### WHAT IS REQUIRED
Reproduce each line of the material precisely.

◆ ◆ ◆ ◆ ◆

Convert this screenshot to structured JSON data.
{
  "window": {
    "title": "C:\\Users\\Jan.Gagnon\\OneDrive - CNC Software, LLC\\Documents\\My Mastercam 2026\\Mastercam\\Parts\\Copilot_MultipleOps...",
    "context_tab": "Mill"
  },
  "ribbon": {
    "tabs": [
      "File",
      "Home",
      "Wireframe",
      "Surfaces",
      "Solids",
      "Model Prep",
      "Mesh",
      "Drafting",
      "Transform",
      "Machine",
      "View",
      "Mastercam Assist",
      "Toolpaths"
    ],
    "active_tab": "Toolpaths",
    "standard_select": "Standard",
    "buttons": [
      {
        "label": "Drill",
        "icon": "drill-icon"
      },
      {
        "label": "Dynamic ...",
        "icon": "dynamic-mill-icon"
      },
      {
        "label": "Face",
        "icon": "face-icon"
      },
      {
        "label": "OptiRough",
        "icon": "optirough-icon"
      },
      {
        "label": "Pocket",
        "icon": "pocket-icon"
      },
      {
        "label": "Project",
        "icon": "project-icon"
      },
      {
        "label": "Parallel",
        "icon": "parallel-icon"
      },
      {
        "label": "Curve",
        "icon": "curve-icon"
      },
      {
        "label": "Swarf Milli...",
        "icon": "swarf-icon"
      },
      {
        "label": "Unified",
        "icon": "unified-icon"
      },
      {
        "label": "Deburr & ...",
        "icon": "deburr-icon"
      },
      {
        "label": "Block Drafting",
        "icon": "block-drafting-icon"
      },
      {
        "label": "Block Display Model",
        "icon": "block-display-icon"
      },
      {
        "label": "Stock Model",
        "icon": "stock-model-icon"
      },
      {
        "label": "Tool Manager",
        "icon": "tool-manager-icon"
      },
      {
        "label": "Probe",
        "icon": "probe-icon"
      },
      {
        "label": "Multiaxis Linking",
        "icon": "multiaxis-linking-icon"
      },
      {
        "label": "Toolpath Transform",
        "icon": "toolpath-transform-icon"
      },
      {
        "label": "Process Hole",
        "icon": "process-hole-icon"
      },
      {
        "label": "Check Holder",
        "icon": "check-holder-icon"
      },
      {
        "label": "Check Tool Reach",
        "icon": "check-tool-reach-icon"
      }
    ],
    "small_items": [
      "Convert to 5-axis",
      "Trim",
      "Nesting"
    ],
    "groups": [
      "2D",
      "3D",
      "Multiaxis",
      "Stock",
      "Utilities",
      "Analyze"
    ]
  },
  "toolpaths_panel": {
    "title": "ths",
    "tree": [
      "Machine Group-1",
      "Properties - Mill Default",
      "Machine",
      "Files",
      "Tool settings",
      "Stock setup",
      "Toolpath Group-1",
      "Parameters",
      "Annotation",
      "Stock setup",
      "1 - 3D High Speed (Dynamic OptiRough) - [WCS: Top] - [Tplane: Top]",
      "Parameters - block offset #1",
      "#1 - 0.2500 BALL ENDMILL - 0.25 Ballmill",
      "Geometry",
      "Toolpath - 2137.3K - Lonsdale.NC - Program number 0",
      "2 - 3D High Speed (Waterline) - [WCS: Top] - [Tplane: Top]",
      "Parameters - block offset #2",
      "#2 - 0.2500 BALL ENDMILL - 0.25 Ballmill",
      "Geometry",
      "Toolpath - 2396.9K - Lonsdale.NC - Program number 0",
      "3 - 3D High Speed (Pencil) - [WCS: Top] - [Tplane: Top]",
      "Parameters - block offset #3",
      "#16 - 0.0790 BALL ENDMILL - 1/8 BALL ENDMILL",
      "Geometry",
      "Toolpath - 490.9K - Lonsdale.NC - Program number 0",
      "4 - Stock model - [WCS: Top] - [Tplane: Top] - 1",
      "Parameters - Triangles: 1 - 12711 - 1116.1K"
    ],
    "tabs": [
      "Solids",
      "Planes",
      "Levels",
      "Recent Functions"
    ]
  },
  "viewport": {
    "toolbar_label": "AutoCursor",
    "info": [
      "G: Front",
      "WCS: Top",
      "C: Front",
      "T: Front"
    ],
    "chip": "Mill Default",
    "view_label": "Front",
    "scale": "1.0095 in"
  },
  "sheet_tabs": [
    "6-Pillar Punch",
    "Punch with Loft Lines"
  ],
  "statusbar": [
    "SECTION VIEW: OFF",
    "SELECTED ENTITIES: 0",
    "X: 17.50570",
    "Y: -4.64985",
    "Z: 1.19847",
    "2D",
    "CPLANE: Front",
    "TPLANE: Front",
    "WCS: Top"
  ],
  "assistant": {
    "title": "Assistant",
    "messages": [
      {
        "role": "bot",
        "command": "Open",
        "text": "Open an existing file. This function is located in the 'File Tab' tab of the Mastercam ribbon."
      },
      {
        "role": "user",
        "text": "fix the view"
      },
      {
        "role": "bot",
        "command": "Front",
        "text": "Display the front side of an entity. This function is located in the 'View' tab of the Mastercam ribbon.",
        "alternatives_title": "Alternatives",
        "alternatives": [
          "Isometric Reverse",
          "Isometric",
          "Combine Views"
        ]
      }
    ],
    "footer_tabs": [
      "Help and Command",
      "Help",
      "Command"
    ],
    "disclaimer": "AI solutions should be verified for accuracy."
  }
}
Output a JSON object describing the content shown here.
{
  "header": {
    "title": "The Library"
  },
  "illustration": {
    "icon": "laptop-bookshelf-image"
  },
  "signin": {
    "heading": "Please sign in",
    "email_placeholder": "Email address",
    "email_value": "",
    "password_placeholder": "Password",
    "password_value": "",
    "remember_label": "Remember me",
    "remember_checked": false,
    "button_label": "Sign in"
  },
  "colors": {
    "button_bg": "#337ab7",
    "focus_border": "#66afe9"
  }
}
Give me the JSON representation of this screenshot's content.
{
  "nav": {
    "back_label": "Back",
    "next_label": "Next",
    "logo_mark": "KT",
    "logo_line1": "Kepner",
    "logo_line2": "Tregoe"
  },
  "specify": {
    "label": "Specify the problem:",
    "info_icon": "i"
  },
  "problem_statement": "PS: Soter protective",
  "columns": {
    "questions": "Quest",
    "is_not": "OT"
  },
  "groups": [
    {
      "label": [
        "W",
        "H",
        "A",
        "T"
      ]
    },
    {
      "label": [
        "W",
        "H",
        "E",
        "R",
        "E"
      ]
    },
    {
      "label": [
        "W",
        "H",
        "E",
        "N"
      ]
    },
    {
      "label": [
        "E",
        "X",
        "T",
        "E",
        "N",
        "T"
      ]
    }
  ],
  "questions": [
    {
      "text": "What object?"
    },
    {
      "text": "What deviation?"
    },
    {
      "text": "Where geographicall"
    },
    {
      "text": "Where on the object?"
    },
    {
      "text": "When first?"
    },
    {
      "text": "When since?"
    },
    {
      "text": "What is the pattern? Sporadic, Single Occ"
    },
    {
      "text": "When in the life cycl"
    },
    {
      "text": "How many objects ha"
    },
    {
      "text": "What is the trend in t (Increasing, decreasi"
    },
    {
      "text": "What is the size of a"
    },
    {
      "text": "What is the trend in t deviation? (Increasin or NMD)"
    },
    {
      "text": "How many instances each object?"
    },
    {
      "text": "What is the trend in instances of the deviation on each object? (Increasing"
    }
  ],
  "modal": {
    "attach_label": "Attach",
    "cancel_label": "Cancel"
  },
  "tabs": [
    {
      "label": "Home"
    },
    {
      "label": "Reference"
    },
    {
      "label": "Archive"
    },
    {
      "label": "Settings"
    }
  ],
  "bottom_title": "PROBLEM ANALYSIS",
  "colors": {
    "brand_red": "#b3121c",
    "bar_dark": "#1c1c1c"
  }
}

◆ ◆ ◆ ◆ ◆

### WRITTEN REPLY
Convert this screenshot to structured JSON data.
{
  "window": {
    "title": "C:\\Users\\Jan.Gagnon\\OneDrive - CNC Software, LLC\\Documents\\My Mastercam 2026\\Mastercam\\Parts\\Copilot_MultipleOps...",
    "context_tab": "Mill"
  },
  "ribbon": {
    "tabs": [
      "File",
      "Home",
      "Wireframe",
      "Surfaces",
      "Solids",
      "Model Prep",
      "Mesh",
      "Drafting",
      "Transform",
      "Machine",
      "View",
      "Mastercam Assist",
      "Toolpaths"
    ],
    "active_tab": "Toolpaths",
    "standard_select": "Standard",
    "buttons": [
      {
        "label": "Drill",
        "icon": "drill-icon"
      },
      {
        "label": "Dynamic ...",
        "icon": "dynamic-mill-icon"
      },
      {
        "label": "Face",
        "icon": "face-icon"
      },
      {
        "label": "OptiRough",
        "icon": "optirough-icon"
      },
      {
        "label": "Pocket",
        "icon": "pocket-icon"
      },
      {
        "label": "Project",
        "icon": "project-icon"
      },
      {
        "label": "Parallel",
        "icon": "parallel-icon"
      },
      {
        "label": "Curve",
        "icon": "curve-icon"
      },
      {
        "label": "Swarf Milli...",
        "icon": "swarf-icon"
      },
      {
        "label": "Unified",
        "icon": "unified-icon"
      },
      {
        "label": "Deburr & ...",
        "icon": "deburr-icon"
      },
      {
        "label": "Block Drafting",
        "icon": "block-drafting-icon"
      },
      {
        "label": "Block Display Model",
        "icon": "block-display-icon"
      },
      {
        "label": "Stock Model",
        "icon": "stock-model-icon"
      },
      {
        "label": "Tool Manager",
        "icon": "tool-manager-icon"
      },
      {
        "label": "Probe",
        "icon": "probe-icon"
      },
      {
        "label": "Multiaxis Linking",
        "icon": "multiaxis-linking-icon"
      },
      {
        "label": "Toolpath Transform",
        "icon": "toolpath-transform-icon"
      },
      {
        "label": "Process Hole",
        "icon": "process-hole-icon"
      },
      {
        "label": "Check Holder",
        "icon": "check-holder-icon"
      },
      {
        "label": "Check Tool Reach",
        "icon": "check-tool-reach-icon"
      }
    ],
    "small_items": [
      "Convert to 5-axis",
      "Trim",
      "Nesting"
    ],
    "groups": [
      "2D",
      "3D",
      "Multiaxis",
      "Stock",
      "Utilities",
      "Analyze"
    ]
  },
  "toolpaths_panel": {
    "title": "ths",
    "tree": [
      "Machine Group-1",
      "Properties - Mill Default",
      "Machine",
      "Files",
      "Tool settings",
      "Stock setup",
      "Toolpath Group-1",
      "Parameters",
      "Annotation",
      "Stock setup",
      "1 - 3D High Speed (Dynamic OptiRough) - [WCS: Top] - [Tplane: Top]",
      "Parameters - block offset #1",
      "#1 - 0.2500 BALL ENDMILL - 0.25 Ballmill",
      "Geometry",
      "Toolpath - 2137.3K - Lonsdale.NC - Program number 0",
      "2 - 3D High Speed (Waterline) - [WCS: Top] - [Tplane: Top]",
      "Parameters - block offset #2",
      "#2 - 0.2500 BALL ENDMILL - 0.25 Ballmill",
      "Geometry",
      "Toolpath - 2396.9K - Lonsdale.NC - Program number 0",
      "3 - 3D High Speed (Pencil) - [WCS: Top] - [Tplane: Top]",
      "Parameters - block offset #3",
      "#16 - 0.0790 BALL ENDMILL - 1/8 BALL ENDMILL",
      "Geometry",
      "Toolpath - 490.9K - Lonsdale.NC - Program number 0",
      "4 - Stock model - [WCS: Top] - [Tplane: Top] - 1",
      "Parameters - Triangles: 1 - 12711 - 1116.1K"
    ],
    "tabs": [
      "Solids",
      "Planes",
      "Levels",
      "Recent Functions"
    ]
  },
  "viewport": {
    "toolbar_label": "AutoCursor",
    "info": [
      "G: Front",
      "WCS: Top",
      "C: Front",
      "T: Front"
    ],
    "chip": "Mill Default",
    "view_label": "Front",
    "scale": "1.0095 in"
  },
  "sheet_tabs": [
    "6-Pillar Punch",
    "Punch with Loft Lines"
  ],
  "statusbar": [
    "SECTION VIEW: OFF",
    "SELECTED ENTITIES: 0",
    "X: 17.50570",
    "Y: -4.64985",
    "Z: 1.19847",
    "2D",
    "CPLANE: Front",
    "TPLANE: Front",
    "WCS: Top"
  ],
  "assistant": {
    "title": "Assistant",
    "messages": [
      {
        "role": "bot",
        "command": "Open",
        "text": "Open an existing file. This function is located in the 'File Tab' tab of the Mastercam ribbon."
      },
      {
        "role": "user",
        "text": "fix the view"
      },
      {
        "role": "bot",
        "command": "Front",
        "text": "Display the front side of an entity. This function is located in the 'View' tab of the Mastercam ribbon.",
        "alternatives_title": "Alternatives",
        "alternatives": [
          "Isometric Reverse",
          "Isometric",
          "Combine Views"
        ]
      }
    ],
    "footer_tabs": [
      "Help and Command",
      "Help",
      "Command"
    ],
    "disclaimer": "AI solutions should be verified for accuracy."
  }
}
Output a JSON object describing the content shown here.
{
  "header": {
    "title": "The Library"
  },
  "illustration": {
    "icon": "laptop-bookshelf-image"
  },
  "signin": {
    "heading": "Please sign in",
    "email_placeholder": "Email address",
    "email_value": "",
    "password_placeholder": "Password",
    "password_value": "",
    "remember_label": "Remember me",
    "remember_checked": false,
    "button_label": "Sign in"
  },
  "colors": {
    "button_bg": "#337ab7",
    "focus_border": "#66afe9"
  }
}
Give me the JSON representation of this screenshot's content.
{
  "nav": {
    "back_label": "Back",
    "next_label": "Next",
    "logo_mark": "KT",
    "logo_line1": "Kepner",
    "logo_line2": "Tregoe"
  },
  "specify": {
    "label": "Specify the problem:",
    "info_icon": "i"
  },
  "problem_statement": "PS: Soter protective",
  "columns": {
    "questions": "Quest",
    "is_not": "OT"
  },
  "groups": [
    {
      "label": [
        "W",
        "H",
        "A",
        "T"
      ]
    },
    {
      "label": [
        "W",
        "H",
        "E",
        "R",
        "E"
      ]
    },
    {
      "label": [
        "W",
        "H",
        "E",
        "N"
      ]
    },
    {
      "label": [
        "E",
        "X",
        "T",
        "E",
        "N",
        "T"
      ]
    }
  ],
  "questions": [
    {
      "text": "What object?"
    },
    {
      "text": "What deviation?"
    },
    {
      "text": "Where geographicall"
    },
    {
      "text": "Where on the object?"
    },
    {
      "text": "When first?"
    },
    {
      "text": "When since?"
    },
    {
      "text": "What is the pattern? Sporadic, Single Occ"
    },
    {
      "text": "When in the life cycl"
    },
    {
      "text": "How many objects ha"
    },
    {
      "text": "What is the trend in t (Increasing, decreasi"
    },
    {
      "text": "What is the size of a"
    },
    {
      "text": "What is the trend in t deviation? (Increasin or NMD)"
    },
    {
      "text": "How many instances each object?"
    },
    {
      "text": "What is the trend in instances of the deviation on each object? (Increasing"
    }
  ],
  "modal": {
    "attach_label": "Attach",
    "cancel_label": "Cancel"
  },
  "tabs": [
    {
      "label": "Home"
    },
    {
      "label": "Reference"
    },
    {
      "label": "Archive"
    },
    {
      "label": "Settings"
    }
  ],
  "bottom_title": "PROBLEM ANALYSIS",
  "colors": {
    "brand_red": "#b3121c",
    "bar_dark": "#1c1c1c"
  }
}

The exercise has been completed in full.